| EXERCISE DIRECTIONS |
Locate every line in the material below that has the word "family". Copy each of those lines.

Dataset items
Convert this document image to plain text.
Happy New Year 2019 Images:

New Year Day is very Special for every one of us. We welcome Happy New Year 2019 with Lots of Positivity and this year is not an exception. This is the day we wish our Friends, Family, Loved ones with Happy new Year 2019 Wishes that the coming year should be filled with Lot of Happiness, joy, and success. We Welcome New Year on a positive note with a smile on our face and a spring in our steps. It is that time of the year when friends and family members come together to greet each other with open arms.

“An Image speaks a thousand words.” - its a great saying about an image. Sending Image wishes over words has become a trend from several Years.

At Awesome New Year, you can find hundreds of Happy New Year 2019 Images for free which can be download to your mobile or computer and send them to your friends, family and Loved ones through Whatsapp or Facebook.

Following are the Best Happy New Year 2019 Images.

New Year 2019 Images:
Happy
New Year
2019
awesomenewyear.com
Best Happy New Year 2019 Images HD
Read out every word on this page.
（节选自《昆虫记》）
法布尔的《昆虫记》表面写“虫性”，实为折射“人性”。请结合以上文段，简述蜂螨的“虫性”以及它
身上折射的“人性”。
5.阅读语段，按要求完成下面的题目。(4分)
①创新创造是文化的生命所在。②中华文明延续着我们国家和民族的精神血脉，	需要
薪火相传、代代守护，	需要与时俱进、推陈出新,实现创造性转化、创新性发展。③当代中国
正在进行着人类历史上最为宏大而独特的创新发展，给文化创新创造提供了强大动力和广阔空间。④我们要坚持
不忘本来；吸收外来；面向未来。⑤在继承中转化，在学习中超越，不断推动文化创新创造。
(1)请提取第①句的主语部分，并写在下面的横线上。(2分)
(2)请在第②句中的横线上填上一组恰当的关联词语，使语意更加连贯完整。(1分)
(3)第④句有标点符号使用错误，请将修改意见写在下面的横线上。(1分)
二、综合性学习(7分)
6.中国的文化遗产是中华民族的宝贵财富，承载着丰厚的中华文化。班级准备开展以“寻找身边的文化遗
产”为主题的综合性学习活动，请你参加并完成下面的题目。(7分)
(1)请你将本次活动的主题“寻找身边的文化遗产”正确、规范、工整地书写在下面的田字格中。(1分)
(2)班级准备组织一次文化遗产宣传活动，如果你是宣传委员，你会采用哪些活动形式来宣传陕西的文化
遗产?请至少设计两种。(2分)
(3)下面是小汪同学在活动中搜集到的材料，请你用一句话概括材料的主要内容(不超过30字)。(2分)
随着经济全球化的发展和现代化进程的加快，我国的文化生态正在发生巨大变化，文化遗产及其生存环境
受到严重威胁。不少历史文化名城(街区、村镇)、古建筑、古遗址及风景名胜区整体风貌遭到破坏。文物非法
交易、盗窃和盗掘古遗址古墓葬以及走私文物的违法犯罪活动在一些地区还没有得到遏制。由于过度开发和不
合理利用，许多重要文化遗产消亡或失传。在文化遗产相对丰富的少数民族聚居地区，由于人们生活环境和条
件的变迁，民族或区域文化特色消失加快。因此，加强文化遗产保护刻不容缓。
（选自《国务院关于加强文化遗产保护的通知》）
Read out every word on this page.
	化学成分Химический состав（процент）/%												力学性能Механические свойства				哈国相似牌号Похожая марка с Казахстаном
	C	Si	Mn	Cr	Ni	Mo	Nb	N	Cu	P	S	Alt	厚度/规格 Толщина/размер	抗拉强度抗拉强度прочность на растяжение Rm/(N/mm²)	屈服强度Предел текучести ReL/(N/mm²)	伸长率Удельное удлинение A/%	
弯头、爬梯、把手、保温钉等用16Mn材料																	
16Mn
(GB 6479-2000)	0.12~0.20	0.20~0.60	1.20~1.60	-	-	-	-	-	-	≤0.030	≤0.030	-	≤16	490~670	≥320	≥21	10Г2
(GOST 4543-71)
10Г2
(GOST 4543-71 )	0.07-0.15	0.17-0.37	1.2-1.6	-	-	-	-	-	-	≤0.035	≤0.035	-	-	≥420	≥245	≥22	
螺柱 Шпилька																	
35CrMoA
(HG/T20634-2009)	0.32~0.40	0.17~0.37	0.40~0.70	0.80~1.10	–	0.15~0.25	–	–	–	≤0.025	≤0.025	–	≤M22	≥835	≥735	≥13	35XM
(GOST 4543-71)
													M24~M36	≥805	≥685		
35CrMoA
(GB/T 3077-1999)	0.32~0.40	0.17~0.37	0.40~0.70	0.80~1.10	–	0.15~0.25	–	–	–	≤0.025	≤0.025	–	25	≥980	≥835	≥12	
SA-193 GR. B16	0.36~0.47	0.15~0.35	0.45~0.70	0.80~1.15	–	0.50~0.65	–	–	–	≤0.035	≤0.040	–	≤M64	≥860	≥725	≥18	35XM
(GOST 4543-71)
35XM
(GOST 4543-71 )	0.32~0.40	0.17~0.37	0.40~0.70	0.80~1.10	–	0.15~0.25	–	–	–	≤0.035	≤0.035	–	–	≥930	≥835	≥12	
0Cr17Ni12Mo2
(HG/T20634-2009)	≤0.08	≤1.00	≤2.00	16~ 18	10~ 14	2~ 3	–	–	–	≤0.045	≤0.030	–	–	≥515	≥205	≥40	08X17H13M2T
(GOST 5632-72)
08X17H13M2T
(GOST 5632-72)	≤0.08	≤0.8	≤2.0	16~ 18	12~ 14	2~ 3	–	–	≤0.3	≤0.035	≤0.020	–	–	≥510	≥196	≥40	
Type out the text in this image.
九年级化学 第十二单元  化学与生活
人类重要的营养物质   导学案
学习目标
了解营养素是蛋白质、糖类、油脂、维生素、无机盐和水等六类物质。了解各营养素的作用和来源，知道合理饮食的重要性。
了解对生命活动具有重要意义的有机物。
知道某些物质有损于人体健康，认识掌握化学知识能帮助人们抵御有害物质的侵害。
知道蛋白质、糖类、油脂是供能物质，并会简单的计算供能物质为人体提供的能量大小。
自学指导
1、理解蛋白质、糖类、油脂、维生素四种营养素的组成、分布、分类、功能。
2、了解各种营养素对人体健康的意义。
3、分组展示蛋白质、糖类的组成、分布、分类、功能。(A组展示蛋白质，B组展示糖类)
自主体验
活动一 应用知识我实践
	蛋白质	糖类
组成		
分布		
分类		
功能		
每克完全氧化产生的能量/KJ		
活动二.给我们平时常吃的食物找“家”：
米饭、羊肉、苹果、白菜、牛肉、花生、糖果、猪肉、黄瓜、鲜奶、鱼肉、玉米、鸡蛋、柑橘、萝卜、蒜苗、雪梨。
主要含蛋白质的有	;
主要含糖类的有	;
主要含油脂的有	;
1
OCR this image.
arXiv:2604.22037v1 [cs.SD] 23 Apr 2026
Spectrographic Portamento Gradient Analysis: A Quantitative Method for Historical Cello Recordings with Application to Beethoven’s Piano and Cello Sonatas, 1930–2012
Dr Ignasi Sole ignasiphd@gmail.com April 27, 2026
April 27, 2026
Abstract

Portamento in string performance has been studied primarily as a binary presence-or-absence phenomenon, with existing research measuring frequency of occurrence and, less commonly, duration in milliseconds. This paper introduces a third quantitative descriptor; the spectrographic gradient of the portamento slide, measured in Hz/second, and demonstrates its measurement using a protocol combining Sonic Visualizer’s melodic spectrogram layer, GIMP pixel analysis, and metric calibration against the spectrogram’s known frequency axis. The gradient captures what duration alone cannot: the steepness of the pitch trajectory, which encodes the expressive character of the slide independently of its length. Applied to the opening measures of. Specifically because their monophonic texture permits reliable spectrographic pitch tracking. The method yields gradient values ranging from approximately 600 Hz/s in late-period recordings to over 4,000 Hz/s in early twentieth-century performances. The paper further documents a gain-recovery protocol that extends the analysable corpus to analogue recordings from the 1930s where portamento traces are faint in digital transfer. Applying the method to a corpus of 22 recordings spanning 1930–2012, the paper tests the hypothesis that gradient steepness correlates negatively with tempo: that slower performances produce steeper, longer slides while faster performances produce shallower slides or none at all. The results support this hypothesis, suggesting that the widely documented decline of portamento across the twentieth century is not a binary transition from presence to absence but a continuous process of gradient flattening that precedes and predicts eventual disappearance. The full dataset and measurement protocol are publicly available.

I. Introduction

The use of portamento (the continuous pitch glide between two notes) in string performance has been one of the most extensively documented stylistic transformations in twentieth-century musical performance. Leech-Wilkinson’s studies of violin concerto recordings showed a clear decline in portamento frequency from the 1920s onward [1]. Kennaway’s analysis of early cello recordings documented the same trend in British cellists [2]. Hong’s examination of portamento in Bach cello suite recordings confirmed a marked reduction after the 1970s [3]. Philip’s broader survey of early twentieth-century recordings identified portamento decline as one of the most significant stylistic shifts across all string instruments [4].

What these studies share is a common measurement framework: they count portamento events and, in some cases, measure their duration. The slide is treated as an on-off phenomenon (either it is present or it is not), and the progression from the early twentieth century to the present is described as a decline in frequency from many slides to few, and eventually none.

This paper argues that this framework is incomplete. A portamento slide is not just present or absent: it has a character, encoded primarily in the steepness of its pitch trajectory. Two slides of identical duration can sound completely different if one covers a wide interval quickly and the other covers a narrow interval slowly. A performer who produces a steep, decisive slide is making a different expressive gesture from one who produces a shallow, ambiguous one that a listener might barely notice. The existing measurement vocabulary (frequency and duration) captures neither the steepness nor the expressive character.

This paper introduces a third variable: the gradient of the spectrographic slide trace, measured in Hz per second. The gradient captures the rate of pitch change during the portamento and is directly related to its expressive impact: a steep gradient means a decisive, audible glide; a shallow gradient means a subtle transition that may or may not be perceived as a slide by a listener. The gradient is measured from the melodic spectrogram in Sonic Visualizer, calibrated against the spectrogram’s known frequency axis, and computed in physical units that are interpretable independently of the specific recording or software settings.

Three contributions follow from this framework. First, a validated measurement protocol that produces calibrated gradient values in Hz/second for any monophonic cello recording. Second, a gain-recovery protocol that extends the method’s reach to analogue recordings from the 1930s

| ANSWER FOR THE TASK |
New Year Day is very Special for every one of us. We welcome Happy New Year 2019 with Lots of Positivity and this year is not an exception. This is the day we wish our Friends, Family, Loved ones with Happy new Year 2019 Wishes that the coming year should be filled with Lot of Happiness, joy, and success. We Welcome New Year on a positive note with a smile on our face and a spring in our steps. It is that time of the year when friends and family members come together to greet each other with open arms.
At Awesome New Year, you can find hundreds of Happy New Year 2019 Images for free which can be download to your mobile or computer and send them to your friends, family and Loved ones through Whatsapp or Facebook.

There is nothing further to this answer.